(Collected data)
* Start *
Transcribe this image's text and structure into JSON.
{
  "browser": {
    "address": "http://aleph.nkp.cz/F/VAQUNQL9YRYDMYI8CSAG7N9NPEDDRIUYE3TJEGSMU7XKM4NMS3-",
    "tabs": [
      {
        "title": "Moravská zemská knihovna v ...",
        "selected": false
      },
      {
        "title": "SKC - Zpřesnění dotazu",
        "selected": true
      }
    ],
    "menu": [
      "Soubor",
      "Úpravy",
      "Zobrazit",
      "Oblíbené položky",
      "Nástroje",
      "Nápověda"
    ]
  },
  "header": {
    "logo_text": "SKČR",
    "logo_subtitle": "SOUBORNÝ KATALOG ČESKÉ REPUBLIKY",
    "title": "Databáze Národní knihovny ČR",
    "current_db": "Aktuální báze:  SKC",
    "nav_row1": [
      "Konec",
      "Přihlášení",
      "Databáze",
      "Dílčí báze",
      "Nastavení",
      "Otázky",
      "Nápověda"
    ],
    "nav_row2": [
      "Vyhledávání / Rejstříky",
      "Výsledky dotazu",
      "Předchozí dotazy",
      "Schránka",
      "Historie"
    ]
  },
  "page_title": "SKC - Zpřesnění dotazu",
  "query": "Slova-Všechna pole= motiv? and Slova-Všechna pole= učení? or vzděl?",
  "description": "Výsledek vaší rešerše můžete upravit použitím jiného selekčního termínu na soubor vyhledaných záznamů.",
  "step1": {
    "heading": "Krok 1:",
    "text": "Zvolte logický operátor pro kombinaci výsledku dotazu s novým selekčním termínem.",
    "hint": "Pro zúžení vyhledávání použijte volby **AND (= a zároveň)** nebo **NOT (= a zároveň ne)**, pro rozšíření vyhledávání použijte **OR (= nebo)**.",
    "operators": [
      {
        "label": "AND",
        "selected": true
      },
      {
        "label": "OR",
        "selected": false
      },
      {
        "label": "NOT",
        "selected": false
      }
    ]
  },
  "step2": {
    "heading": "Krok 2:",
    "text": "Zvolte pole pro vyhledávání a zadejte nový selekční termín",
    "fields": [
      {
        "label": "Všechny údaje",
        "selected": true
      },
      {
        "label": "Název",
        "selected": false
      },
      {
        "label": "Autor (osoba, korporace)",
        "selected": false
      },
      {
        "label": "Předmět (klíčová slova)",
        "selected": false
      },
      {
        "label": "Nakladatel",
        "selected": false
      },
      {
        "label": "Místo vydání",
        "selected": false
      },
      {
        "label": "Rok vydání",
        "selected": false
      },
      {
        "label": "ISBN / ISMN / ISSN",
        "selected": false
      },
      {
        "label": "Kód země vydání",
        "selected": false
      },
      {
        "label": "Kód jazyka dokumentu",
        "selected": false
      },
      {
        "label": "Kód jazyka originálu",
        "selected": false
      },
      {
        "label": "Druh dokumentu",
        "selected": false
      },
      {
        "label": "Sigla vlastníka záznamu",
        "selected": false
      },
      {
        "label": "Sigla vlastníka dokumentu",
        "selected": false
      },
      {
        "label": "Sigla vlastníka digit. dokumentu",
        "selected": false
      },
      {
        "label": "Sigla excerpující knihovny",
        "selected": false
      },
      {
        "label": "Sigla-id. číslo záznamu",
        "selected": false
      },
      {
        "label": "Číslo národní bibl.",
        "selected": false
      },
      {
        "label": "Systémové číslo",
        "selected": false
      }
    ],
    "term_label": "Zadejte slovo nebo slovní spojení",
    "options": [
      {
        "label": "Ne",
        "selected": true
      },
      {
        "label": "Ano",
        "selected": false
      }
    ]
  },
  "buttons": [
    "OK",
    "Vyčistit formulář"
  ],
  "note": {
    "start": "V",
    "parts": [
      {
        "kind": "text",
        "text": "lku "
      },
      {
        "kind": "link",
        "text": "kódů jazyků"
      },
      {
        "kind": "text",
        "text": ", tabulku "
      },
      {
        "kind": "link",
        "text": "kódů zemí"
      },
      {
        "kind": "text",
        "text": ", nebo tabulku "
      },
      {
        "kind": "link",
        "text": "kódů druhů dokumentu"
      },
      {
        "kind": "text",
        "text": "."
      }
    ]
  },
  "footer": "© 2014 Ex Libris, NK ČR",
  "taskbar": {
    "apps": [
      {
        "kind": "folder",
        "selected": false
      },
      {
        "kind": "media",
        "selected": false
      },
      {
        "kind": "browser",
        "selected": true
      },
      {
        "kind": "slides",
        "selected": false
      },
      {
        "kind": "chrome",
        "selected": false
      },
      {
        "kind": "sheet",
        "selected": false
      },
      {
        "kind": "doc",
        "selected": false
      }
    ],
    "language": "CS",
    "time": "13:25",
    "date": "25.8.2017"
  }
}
* End *
WHAT THIS TASK INVOLVES
Copy all lines of the listing above that contain the string "záznamu".

RESULT FOR THIS TASK
        "label": "Sigla vlastníka záznamu",
        "label": "Sigla-id. číslo záznamu",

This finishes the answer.